[Records that describe figures]
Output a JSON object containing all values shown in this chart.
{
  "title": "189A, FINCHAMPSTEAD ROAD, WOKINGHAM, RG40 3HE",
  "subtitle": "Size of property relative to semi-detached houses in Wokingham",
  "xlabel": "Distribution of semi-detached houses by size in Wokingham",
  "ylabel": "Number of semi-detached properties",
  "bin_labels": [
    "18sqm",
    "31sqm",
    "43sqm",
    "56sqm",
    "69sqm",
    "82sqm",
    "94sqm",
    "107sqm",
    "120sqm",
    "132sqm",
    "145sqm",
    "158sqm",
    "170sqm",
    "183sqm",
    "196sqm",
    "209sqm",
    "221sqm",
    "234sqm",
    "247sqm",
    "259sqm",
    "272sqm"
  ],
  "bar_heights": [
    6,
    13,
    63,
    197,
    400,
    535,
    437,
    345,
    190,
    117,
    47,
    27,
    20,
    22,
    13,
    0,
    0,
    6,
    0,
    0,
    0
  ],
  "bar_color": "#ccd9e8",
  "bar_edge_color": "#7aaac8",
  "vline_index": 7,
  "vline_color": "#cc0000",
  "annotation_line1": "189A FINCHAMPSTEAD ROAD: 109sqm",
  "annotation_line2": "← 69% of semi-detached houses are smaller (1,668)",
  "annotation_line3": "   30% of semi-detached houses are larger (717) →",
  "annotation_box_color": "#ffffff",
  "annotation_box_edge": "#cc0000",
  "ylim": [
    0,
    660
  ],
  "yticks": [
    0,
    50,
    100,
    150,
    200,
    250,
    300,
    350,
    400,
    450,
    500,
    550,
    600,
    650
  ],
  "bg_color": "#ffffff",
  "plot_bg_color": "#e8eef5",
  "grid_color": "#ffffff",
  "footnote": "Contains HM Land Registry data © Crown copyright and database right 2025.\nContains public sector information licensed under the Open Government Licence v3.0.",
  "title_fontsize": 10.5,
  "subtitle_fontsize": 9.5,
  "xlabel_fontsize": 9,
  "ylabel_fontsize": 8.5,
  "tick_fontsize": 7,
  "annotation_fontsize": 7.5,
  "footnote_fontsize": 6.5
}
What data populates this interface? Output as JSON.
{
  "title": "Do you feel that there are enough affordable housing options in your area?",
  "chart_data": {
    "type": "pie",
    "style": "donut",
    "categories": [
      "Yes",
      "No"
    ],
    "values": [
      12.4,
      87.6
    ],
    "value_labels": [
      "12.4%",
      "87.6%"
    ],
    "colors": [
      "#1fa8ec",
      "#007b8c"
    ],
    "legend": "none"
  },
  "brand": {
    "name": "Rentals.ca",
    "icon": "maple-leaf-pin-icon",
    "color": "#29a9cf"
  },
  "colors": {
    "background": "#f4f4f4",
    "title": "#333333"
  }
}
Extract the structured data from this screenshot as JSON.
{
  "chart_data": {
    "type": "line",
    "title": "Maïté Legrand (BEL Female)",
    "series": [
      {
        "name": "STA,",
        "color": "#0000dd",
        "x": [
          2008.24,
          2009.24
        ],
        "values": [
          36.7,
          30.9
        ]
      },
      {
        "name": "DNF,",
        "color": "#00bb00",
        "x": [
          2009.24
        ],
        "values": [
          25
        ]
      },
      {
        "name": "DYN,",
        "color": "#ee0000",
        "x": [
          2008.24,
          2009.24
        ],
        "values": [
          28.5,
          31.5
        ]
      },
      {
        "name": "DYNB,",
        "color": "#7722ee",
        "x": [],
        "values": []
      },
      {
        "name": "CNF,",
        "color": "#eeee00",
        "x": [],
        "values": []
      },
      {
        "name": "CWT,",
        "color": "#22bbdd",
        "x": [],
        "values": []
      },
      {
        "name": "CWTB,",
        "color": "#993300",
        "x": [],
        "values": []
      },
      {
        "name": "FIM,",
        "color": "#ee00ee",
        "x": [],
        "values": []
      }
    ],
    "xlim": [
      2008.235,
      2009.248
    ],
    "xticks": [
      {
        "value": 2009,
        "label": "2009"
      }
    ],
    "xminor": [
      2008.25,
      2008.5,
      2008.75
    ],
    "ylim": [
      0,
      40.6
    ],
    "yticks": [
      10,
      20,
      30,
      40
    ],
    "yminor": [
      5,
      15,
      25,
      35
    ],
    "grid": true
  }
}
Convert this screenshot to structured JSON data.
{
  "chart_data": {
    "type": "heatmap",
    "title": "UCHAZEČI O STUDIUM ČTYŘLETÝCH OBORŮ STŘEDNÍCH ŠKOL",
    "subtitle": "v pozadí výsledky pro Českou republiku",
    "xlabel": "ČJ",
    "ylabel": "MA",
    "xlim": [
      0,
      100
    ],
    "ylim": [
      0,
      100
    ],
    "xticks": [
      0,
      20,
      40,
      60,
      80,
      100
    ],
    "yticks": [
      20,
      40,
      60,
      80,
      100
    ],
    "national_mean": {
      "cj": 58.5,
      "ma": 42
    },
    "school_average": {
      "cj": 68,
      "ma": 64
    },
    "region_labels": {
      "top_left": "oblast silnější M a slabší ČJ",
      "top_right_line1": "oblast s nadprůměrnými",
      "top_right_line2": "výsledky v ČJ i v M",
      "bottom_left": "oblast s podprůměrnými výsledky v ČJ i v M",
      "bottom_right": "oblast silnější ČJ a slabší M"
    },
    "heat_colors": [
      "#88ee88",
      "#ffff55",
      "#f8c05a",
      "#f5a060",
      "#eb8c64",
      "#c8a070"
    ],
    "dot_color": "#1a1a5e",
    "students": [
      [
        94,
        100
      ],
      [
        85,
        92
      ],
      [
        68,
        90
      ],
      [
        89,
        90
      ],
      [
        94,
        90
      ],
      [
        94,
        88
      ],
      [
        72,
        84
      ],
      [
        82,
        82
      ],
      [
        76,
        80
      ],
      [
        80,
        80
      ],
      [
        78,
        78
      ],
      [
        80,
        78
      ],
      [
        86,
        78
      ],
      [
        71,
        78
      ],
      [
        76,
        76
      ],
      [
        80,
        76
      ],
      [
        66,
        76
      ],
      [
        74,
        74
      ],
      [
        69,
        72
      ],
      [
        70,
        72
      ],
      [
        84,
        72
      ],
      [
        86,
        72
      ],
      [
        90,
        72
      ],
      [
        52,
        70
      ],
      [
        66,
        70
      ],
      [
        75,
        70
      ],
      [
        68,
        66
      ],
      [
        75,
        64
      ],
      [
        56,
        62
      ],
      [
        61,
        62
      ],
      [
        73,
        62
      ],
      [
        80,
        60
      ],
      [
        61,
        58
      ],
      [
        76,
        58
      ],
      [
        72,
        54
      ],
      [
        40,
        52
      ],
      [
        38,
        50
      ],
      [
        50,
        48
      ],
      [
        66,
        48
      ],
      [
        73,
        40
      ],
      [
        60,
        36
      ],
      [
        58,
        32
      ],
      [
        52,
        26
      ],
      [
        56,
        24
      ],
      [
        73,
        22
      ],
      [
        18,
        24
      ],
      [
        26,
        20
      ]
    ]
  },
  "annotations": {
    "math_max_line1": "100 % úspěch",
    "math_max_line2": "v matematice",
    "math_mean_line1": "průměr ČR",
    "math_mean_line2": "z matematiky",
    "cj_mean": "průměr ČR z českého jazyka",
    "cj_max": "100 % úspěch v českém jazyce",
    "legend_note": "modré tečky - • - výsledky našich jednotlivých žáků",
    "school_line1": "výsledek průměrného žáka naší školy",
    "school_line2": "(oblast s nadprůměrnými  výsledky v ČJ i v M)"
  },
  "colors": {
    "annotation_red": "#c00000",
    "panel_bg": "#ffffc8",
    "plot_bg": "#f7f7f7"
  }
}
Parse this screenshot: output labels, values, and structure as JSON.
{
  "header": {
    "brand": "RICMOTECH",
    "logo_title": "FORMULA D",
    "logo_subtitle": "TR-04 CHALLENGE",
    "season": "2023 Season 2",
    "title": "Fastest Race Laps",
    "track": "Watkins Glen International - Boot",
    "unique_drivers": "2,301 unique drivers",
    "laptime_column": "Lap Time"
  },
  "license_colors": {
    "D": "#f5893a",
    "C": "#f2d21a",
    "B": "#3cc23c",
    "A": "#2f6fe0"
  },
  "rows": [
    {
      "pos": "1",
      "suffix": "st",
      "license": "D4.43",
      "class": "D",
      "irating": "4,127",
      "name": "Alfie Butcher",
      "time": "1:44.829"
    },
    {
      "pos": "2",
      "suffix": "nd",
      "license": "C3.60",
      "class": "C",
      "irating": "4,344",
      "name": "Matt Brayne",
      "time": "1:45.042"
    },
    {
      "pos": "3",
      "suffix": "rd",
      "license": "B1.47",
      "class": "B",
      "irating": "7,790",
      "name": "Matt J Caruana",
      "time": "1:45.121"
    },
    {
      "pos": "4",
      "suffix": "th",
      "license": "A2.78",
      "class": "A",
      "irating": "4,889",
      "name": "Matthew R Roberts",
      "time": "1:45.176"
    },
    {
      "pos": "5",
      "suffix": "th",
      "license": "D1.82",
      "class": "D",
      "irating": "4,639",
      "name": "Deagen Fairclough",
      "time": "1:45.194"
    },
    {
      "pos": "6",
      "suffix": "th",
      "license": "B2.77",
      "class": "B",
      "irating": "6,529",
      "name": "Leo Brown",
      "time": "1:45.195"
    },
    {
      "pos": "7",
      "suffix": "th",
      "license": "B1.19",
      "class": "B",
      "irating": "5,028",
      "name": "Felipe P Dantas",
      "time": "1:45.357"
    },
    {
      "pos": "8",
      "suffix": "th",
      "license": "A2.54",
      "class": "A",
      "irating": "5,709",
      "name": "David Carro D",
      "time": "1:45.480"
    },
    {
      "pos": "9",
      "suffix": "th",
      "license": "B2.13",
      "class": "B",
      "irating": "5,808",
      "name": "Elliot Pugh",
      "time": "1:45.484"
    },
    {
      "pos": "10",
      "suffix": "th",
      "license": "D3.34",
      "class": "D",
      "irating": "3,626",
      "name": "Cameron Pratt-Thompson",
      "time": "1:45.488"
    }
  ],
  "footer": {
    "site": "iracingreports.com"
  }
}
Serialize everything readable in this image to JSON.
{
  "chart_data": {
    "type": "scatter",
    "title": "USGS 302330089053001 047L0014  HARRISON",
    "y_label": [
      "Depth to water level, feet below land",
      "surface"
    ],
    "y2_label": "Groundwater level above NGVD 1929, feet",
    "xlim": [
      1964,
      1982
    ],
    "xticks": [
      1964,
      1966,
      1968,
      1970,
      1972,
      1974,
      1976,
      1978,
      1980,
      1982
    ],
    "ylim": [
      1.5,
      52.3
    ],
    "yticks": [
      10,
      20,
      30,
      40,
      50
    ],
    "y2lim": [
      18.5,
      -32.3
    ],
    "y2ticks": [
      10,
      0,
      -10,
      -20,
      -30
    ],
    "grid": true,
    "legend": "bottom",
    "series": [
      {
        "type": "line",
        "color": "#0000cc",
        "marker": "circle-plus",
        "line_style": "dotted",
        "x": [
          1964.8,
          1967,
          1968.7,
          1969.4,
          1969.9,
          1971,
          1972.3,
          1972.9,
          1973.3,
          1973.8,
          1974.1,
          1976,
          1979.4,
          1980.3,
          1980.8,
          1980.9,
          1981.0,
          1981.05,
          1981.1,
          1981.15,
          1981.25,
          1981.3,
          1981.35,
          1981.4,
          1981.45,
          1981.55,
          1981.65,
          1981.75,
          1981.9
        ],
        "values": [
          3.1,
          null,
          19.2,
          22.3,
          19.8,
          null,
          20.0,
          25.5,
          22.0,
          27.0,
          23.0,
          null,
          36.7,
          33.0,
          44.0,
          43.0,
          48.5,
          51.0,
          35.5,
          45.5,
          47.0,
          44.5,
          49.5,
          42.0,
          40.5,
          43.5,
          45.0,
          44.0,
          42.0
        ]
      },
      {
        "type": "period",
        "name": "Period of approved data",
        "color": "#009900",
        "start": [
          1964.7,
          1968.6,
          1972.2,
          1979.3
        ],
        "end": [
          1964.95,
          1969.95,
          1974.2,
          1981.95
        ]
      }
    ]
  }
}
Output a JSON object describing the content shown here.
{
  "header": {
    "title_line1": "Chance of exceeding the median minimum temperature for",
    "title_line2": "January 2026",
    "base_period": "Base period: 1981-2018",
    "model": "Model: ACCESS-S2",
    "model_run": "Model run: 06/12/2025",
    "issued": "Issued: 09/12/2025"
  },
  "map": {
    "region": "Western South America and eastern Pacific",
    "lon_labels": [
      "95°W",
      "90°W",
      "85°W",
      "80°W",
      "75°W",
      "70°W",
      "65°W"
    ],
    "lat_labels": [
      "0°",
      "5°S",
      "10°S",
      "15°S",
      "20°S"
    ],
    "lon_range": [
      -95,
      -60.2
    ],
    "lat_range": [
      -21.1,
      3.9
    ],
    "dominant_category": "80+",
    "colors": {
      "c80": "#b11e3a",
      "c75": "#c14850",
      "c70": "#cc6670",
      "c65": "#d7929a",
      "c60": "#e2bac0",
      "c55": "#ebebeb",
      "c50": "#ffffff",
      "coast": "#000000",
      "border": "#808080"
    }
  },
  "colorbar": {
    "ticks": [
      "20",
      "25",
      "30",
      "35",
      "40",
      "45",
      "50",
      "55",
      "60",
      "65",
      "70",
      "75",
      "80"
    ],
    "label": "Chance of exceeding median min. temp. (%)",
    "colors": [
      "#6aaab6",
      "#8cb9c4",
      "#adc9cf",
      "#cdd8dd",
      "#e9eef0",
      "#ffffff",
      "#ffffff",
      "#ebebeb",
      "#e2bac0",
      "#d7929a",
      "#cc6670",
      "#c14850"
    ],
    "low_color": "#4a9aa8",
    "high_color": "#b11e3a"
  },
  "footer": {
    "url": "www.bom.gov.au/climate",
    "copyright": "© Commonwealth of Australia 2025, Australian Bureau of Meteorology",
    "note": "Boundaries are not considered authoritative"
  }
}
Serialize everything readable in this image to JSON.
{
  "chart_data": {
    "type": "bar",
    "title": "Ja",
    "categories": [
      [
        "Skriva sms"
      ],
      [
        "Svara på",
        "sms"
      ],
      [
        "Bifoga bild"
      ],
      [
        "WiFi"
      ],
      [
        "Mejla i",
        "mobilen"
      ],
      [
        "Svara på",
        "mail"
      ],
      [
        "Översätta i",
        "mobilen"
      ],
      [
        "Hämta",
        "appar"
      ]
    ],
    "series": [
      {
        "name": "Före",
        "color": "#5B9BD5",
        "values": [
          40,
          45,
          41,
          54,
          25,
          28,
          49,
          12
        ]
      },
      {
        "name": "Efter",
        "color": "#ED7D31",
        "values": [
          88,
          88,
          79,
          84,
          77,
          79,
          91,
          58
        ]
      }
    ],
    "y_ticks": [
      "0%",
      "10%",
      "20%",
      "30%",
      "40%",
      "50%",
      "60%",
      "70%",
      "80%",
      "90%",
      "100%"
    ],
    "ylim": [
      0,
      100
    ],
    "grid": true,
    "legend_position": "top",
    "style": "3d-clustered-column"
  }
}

--- Given exercise ---
Find the word "slabší" in the entries, and copy every line it shows up in.

--- Output for this exercise ---
      "top_left": "oblast silnější M a slabší ČJ",
      "bottom_right": "oblast silnější ČJ a slabší M"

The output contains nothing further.